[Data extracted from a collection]
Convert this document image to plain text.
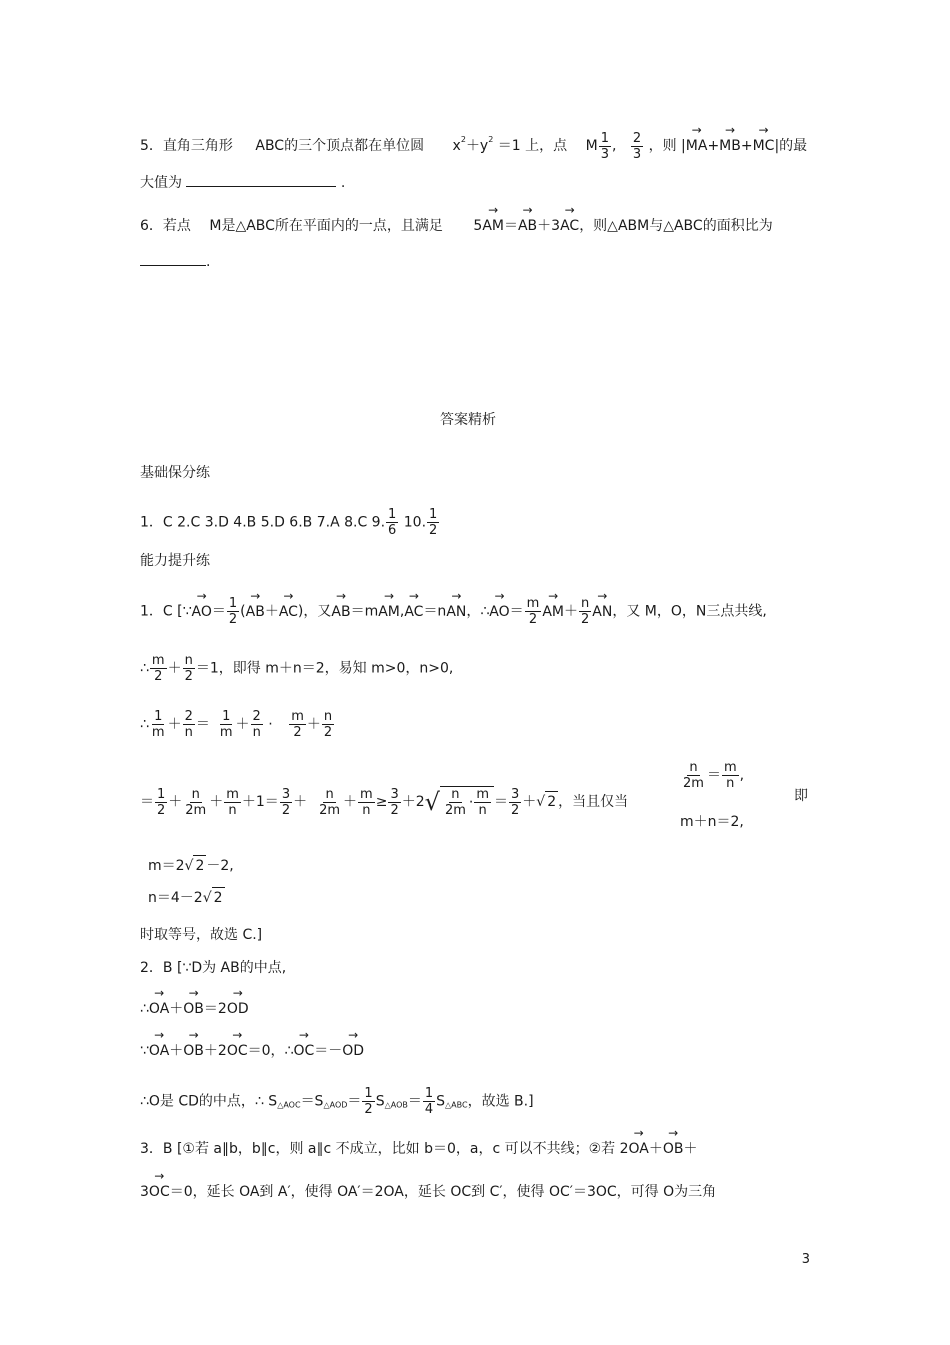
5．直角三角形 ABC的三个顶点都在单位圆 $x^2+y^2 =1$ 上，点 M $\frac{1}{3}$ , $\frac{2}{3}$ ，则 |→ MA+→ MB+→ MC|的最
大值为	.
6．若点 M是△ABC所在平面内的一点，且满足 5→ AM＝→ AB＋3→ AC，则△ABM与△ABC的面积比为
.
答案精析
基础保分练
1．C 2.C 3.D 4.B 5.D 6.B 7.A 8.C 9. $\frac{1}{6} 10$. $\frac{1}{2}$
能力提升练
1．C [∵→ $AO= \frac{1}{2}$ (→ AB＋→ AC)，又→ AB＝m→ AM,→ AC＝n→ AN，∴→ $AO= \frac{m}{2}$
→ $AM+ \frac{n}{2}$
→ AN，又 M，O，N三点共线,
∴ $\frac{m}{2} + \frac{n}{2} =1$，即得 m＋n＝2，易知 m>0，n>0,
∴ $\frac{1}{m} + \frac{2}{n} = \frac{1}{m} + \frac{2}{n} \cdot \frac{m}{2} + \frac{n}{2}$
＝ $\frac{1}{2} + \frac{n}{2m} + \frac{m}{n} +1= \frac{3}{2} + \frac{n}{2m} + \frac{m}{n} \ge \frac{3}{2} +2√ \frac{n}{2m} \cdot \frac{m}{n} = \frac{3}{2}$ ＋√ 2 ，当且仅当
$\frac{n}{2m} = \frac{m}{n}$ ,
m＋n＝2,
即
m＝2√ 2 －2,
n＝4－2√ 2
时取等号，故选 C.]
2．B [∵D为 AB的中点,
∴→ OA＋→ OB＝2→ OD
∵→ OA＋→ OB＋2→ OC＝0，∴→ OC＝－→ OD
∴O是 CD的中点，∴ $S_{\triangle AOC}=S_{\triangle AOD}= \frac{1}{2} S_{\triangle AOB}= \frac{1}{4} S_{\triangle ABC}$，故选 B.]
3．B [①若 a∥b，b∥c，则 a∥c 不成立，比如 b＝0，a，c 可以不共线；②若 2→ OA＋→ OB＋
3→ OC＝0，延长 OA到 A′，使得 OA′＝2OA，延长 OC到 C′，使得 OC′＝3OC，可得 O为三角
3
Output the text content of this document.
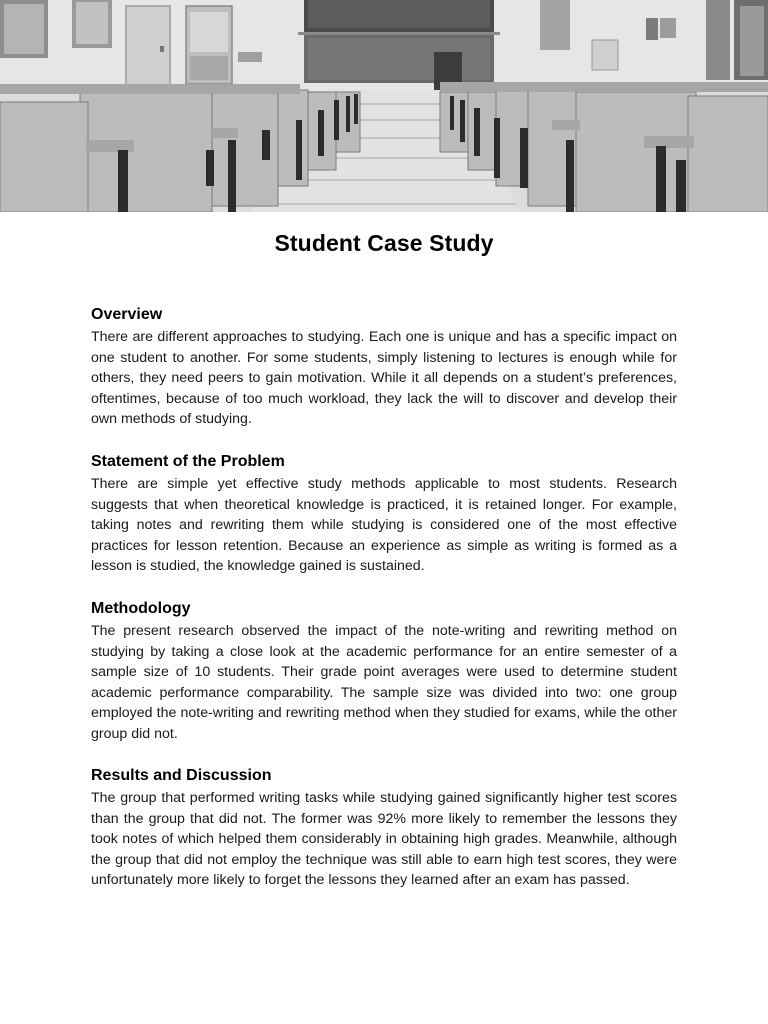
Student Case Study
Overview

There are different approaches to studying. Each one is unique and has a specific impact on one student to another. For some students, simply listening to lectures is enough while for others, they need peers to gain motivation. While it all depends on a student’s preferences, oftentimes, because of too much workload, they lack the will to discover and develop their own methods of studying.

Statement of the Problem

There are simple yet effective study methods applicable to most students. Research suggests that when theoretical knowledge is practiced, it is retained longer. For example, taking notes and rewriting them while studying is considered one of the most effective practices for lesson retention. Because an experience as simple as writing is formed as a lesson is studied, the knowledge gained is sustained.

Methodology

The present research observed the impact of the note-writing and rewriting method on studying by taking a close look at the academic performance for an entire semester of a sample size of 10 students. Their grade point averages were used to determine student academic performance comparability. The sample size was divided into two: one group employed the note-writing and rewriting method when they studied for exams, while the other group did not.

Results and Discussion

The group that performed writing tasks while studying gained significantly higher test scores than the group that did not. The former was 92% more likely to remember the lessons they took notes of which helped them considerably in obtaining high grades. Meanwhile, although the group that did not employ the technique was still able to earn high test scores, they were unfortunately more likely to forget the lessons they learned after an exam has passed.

==

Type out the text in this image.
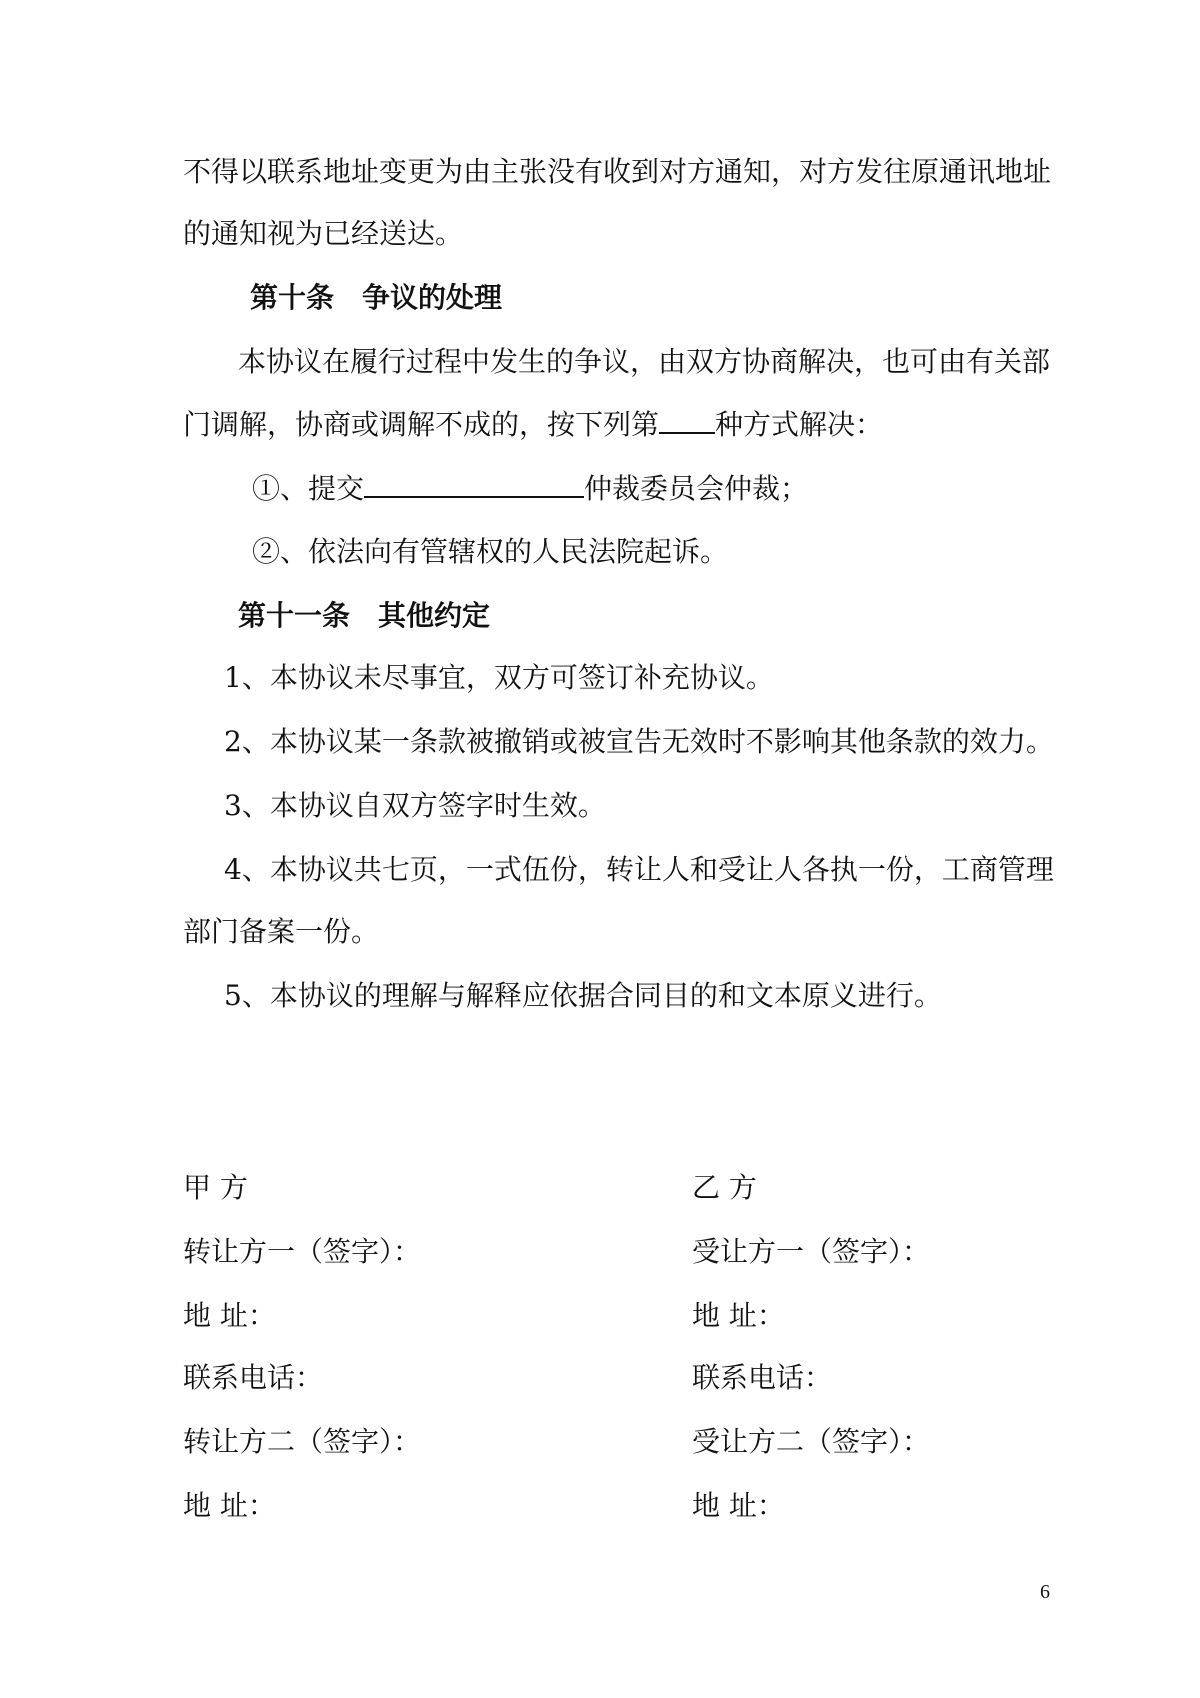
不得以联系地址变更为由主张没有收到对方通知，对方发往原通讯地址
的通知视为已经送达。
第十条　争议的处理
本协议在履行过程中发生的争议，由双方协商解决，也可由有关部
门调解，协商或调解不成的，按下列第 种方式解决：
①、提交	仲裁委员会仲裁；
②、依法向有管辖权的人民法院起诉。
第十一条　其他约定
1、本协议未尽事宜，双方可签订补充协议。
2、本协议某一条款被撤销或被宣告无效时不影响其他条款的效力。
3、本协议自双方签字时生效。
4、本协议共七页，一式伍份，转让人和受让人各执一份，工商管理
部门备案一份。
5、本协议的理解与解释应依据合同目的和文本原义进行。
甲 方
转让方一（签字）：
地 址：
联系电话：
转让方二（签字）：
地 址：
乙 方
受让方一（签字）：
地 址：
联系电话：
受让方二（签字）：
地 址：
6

■ **Problem details**
Copy each line in the data that holds the word "frac".

■ **Problem solution**
5．直角三角形 ABC的三个顶点都在单位圆 $x^2+y^2 =1$ 上，点 M $\frac{1}{3}$ , $\frac{2}{3}$ ，则 |→ MA+→ MB+→ MC|的最
1．C 2.C 3.D 4.B 5.D 6.B 7.A 8.C 9. $\frac{1}{6} 10$. $\frac{1}{2}$
1．C [∵→ $AO= \frac{1}{2}$ (→ AB＋→ AC)，又→ AB＝m→ AM,→ AC＝n→ AN，∴→ $AO= \frac{m}{2}$
→ $AM+ \frac{n}{2}$
∴ $\frac{m}{2} + \frac{n}{2} =1$，即得 m＋n＝2，易知 m>0，n>0,
∴ $\frac{1}{m} + \frac{2}{n} = \frac{1}{m} + \frac{2}{n} \cdot \frac{m}{2} + \frac{n}{2}$
＝ $\frac{1}{2} + \frac{n}{2m} + \frac{m}{n} +1= \frac{3}{2} + \frac{n}{2m} + \frac{m}{n} \ge \frac{3}{2} +2√ \frac{n}{2m} \cdot \frac{m}{n} = \frac{3}{2}$ ＋√ 2 ，当且仅当
$\frac{n}{2m} = \frac{m}{n}$ ,
∴O是 CD的中点，∴ $S_{\triangle AOC}=S_{\triangle AOD}= \frac{1}{2} S_{\triangle AOB}= \frac{1}{4} S_{\triangle ABC}$，故选 B.]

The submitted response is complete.